INSTRUCTIONS FOR THE TASK: Look through the material below. Copy each line that contains the string "naver".

Items listed in a dataset:
(begin)
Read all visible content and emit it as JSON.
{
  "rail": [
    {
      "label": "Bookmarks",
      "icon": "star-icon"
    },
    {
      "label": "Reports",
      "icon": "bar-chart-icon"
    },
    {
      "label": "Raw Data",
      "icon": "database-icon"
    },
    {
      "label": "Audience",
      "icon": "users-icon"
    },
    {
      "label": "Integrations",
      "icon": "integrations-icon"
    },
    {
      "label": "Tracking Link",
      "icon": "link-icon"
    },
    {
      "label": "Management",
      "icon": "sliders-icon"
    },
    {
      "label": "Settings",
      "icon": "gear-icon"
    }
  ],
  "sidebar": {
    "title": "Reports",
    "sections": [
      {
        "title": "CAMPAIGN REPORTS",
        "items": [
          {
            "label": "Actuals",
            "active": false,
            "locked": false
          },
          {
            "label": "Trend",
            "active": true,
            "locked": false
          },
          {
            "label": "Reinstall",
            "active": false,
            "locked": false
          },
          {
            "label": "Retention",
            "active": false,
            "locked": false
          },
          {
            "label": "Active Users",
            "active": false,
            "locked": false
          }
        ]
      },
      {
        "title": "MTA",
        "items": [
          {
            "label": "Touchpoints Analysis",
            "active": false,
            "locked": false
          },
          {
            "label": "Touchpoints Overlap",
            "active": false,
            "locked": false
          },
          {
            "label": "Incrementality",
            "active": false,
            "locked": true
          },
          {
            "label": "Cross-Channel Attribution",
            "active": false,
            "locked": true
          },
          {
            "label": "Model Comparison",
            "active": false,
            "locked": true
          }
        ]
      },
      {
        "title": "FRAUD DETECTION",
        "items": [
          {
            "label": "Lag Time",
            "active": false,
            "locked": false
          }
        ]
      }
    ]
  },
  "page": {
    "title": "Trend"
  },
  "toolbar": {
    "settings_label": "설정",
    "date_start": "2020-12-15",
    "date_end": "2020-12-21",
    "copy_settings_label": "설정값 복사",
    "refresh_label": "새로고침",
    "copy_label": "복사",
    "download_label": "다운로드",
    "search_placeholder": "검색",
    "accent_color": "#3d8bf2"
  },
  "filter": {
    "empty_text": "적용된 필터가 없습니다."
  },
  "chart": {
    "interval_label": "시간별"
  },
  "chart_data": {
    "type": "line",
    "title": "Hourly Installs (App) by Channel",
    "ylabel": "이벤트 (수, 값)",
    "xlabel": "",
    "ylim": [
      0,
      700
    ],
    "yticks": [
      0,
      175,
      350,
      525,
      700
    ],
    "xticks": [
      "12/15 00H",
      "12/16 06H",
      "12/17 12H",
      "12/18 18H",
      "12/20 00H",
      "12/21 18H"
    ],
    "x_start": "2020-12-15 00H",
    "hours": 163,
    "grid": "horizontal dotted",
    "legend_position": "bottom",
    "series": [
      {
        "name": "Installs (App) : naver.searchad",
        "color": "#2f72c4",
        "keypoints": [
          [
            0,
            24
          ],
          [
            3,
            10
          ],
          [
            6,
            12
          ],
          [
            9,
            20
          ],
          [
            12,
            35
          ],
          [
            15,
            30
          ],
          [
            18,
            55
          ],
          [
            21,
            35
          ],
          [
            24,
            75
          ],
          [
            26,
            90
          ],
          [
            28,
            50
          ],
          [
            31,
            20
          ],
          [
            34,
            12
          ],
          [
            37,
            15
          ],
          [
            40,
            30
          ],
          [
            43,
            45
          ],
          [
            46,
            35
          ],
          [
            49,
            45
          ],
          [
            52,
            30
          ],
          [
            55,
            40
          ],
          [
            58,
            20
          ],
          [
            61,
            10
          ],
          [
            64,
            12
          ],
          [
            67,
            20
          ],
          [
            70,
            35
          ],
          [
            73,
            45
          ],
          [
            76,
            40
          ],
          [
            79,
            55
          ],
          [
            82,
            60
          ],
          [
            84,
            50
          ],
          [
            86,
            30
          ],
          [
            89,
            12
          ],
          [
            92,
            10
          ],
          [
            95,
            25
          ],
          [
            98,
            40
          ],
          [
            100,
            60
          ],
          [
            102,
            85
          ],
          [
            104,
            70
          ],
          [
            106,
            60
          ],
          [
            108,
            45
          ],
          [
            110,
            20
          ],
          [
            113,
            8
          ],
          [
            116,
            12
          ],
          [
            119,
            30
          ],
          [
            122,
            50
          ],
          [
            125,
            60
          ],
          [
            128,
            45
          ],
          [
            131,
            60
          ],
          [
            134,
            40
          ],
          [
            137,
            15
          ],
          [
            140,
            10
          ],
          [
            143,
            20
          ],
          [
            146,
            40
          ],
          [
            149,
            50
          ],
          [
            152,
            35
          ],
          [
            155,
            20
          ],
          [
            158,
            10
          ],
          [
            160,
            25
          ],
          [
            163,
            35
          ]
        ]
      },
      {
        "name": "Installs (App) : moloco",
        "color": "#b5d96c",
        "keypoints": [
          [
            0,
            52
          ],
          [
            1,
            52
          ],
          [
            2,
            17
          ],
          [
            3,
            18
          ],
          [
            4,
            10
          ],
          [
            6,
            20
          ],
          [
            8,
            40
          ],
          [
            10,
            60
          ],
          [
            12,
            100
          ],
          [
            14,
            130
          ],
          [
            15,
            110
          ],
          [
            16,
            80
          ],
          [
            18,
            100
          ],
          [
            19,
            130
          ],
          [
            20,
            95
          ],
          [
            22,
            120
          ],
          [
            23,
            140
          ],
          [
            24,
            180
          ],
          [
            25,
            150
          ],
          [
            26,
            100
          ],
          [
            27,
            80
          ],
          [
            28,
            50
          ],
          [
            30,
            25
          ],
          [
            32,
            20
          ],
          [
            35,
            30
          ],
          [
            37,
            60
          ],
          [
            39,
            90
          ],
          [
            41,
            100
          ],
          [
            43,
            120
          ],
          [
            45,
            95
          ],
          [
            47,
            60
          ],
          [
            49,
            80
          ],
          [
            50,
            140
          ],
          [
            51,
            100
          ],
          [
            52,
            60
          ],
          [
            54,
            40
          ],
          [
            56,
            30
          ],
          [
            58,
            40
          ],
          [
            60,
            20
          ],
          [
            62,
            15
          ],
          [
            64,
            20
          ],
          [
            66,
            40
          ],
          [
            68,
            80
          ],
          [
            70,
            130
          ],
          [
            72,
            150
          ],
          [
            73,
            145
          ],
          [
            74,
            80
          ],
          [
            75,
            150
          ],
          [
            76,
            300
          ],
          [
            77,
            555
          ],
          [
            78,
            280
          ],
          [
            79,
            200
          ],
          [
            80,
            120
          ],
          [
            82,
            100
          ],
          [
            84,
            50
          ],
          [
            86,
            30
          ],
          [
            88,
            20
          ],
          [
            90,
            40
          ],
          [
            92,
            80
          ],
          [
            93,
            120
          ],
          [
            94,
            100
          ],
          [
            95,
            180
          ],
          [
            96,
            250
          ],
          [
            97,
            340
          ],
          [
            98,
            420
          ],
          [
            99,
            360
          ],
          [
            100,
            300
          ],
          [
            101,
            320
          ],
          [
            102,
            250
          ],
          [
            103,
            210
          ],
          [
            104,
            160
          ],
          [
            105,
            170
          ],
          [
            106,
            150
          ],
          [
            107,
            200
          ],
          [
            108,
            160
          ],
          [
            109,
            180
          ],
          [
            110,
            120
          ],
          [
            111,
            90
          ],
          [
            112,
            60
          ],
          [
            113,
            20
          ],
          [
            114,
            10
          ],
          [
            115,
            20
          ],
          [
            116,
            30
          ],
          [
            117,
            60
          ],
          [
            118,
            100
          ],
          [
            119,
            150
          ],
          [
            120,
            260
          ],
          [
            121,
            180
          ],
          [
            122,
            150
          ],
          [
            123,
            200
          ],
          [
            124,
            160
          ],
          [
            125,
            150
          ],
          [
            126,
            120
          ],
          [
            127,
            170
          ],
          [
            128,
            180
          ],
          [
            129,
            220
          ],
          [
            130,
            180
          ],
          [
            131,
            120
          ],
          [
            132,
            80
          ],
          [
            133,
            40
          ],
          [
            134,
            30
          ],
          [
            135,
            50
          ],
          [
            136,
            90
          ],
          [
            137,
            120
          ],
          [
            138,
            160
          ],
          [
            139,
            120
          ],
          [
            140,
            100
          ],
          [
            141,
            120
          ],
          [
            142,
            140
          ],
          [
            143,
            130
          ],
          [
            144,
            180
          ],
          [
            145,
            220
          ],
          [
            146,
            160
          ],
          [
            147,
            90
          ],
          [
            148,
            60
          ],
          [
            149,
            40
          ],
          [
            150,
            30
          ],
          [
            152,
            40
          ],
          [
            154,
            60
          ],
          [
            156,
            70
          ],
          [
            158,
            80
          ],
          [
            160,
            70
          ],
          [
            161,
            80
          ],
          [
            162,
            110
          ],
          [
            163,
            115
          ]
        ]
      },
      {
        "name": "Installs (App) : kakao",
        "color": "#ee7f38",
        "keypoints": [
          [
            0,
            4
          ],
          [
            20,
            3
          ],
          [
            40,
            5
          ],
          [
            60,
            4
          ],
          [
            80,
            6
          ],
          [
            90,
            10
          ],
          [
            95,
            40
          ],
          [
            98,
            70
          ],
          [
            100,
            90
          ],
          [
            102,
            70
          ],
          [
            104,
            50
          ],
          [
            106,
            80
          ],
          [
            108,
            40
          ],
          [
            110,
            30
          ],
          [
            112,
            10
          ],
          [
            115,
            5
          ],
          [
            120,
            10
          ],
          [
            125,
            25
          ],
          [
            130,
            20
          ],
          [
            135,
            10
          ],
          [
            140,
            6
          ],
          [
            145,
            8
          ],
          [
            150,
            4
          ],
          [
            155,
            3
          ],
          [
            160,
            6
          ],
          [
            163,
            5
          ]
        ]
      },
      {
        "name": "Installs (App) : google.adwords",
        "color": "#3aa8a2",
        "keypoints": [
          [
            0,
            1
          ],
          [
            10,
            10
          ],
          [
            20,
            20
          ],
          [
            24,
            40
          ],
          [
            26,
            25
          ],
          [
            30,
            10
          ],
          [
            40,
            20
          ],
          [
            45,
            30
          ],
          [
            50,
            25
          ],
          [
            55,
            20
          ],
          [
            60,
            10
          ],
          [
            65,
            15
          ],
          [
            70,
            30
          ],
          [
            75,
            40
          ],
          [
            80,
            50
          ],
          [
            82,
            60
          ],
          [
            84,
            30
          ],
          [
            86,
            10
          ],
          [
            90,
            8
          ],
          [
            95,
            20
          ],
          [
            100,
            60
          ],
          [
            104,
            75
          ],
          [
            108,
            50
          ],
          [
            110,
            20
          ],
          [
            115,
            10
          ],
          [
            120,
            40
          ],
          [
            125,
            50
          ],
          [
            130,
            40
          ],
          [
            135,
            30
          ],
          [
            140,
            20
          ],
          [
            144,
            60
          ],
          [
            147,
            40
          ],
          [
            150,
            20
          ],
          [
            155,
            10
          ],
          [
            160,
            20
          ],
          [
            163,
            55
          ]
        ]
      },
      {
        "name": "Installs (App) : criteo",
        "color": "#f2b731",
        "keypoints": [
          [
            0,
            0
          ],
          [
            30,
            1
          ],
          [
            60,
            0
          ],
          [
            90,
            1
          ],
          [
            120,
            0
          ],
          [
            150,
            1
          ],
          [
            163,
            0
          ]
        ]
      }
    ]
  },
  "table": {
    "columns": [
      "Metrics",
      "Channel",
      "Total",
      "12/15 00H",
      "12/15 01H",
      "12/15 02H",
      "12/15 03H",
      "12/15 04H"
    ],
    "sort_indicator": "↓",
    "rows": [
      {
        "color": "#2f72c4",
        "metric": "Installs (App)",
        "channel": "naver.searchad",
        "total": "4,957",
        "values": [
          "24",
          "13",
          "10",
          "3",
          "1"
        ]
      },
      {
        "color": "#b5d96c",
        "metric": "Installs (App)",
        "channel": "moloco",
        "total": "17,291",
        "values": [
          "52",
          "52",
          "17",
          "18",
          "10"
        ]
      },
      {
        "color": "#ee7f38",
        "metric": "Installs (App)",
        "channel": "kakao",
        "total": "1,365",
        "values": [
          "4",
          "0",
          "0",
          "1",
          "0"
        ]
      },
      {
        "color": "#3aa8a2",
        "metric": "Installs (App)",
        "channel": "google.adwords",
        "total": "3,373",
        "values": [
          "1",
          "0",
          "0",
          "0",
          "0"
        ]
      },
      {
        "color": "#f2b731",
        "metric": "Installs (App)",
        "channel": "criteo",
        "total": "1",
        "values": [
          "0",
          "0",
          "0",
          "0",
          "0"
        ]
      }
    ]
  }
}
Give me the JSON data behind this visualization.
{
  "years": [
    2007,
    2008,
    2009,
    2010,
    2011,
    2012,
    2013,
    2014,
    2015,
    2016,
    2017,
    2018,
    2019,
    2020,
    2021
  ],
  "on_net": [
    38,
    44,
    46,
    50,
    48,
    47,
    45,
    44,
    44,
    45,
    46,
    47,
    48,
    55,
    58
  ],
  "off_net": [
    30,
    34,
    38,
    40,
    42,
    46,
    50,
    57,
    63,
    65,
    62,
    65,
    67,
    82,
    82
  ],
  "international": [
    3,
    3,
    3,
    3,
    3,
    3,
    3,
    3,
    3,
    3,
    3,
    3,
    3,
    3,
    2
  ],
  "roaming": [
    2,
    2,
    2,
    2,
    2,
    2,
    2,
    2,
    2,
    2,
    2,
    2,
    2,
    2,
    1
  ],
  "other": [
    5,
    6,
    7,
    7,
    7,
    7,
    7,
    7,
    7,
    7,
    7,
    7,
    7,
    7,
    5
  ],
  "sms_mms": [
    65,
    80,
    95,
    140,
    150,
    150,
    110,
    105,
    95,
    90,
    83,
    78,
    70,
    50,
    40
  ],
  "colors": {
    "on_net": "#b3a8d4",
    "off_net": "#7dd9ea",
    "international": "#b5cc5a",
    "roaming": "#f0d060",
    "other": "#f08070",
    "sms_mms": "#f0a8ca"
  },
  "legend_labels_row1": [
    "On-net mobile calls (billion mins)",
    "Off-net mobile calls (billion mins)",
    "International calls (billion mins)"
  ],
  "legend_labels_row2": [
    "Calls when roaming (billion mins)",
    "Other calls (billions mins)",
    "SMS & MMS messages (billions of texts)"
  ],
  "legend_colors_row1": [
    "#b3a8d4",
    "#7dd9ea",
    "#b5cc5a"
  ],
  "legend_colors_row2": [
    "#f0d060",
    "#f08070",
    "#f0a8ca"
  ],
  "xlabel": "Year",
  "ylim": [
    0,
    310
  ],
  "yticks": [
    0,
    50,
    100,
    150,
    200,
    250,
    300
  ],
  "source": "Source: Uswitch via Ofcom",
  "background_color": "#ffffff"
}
(end)
RESULT:
        "name": "Installs (App) : naver.searchad",
        "channel": "naver.searchad",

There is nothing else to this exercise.